◆ Artikel
Habe hier folgendes Problem:

Mandant XY hat selbst einen Mahnbescheid gemacht, gegen den Gegner AB Widerspruch einlegt. Mit dem Auftrag, im streitigen Verfahren tätig zu werden, kommt der Mandant am 08.03. zu uns.
Mein Chef fertigt einen Entwurf eines Schriftsatzes, in dem er sich als Prozessbevollmächtigter anzeigt und den Anspruch begründet. Am 14.03. schreibt der Mandant, dass der Gegner gezahlt hätte.
Am 22.03. schickt er ein Schreiben an den Gegner, mit der Aufforderung, unsere Kosten zu zahlen, da er sich in Verzug befand und durch Einlegung des Widerspruchs unsere Mandatierung veranlasst hat.

◆ Aufgaben
#1 Beantworte anhand des Textes zum Mahnbescheid diese Fragen:
(a) Wer hat gegen den Mahnbescheid Widerspruch eingelegt?
(b) An welchem Tag kommt der Mandant mit dem Auftrag für das streitige Verfahren?
(c) Was schreibt der Mandant am 14.03.?
#2 Bitte führe den Text zum Mahnbescheid im gleichen Ton mit einigen Sätzen weiter.

◆ Gespeicherte Daten
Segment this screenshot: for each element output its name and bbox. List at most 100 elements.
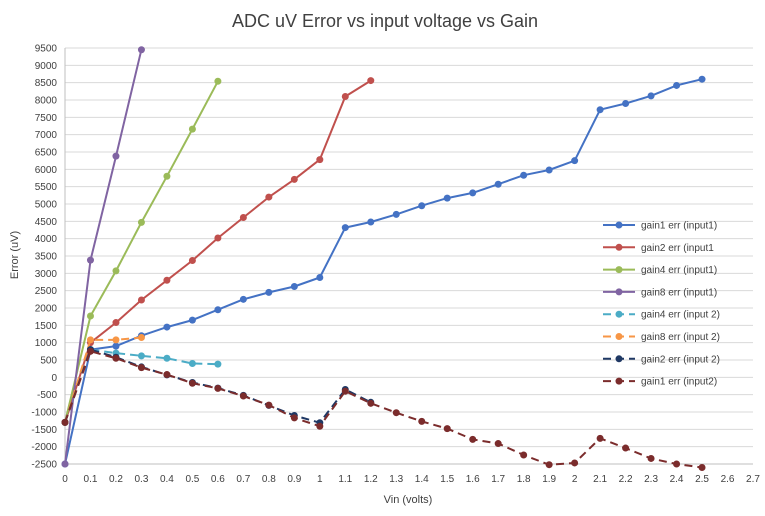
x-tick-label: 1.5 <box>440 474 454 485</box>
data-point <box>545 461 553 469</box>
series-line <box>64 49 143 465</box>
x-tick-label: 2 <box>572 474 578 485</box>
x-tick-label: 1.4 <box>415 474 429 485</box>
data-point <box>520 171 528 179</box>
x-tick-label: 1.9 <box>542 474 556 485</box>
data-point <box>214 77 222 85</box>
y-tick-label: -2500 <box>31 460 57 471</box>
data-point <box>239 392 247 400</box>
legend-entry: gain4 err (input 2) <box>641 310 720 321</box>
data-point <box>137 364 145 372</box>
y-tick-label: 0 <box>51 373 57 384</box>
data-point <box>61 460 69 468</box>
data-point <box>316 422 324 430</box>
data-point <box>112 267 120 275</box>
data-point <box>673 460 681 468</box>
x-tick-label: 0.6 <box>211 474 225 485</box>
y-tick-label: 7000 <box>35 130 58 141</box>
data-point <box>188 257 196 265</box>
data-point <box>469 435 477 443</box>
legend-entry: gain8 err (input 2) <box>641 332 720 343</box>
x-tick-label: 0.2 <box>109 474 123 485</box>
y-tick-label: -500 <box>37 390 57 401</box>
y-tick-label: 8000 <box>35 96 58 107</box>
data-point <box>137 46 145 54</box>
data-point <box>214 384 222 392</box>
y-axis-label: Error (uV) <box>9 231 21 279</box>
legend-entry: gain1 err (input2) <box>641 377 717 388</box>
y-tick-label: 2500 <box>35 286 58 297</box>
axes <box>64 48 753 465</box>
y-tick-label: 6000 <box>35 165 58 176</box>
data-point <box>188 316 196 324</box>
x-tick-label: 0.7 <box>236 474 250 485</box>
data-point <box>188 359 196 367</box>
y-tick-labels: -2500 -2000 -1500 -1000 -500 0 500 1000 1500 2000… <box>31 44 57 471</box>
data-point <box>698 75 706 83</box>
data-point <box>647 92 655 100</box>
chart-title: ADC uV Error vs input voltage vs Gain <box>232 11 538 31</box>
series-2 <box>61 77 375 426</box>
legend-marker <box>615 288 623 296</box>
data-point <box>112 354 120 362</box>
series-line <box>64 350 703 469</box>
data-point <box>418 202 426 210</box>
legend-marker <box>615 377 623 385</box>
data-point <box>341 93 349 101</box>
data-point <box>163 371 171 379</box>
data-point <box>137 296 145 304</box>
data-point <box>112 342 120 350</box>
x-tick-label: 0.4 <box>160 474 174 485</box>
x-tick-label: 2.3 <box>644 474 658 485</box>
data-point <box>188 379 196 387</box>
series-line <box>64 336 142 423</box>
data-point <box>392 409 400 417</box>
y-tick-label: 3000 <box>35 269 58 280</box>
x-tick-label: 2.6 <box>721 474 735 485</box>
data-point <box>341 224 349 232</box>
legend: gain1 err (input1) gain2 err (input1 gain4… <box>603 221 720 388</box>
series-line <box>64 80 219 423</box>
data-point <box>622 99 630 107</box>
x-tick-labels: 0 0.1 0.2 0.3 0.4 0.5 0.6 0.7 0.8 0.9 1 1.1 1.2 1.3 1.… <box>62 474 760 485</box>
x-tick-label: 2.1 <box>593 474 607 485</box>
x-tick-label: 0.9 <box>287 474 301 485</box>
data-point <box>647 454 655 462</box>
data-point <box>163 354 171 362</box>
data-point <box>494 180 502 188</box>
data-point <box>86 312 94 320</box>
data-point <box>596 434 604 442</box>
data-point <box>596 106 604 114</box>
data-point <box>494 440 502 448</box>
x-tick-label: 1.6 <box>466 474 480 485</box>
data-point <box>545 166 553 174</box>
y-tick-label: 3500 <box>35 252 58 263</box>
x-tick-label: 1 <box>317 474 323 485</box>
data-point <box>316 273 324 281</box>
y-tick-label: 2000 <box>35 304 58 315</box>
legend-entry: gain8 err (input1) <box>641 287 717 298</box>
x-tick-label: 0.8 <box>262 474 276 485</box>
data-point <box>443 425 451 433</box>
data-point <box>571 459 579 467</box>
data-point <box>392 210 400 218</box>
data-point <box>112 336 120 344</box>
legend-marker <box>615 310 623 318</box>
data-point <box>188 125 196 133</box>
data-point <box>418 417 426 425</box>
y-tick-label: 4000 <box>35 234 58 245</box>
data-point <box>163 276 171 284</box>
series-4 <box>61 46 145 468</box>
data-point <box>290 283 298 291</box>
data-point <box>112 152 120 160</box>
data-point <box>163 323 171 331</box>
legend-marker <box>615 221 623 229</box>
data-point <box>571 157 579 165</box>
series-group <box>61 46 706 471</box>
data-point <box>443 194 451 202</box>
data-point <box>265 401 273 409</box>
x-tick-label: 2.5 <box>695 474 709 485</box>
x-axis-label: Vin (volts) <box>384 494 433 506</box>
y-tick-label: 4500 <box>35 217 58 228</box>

◆ Lösungen
#1
(a) Der Gegner AB.
(b) Am 08.03.
(c) Dass der Gegner gezahlt hätte.

#2
Der Gegner schreibt zurück, dass wir ja erst am 08.03. mandatiert wurden (woher der das weiß? ôo), der Betrag aber bereits am 05.03. angewiesen und beim Mandanten am 06.03.2012 eingegangen ist. Das bestätigt unser Mandant. Er hat es vor seinem Termin hier in der Kanzlei nicht gesehen gehabt.

Frage: Kann gegenüber der Gegenseite nun irgendetwas abgerechnet werden? Grundsätzlich wäre es ja durch den Zahlungseingang noch vor Mandatierung nicht mehr nötig gewesen, überhaupt ein Aufforderungsschreiben zu machen. Gibt's hier vielleicht irgendeinen Trick 15?
Oder kann man gegenüber dem Mandanten wirklich nur die 2300 abrechnen?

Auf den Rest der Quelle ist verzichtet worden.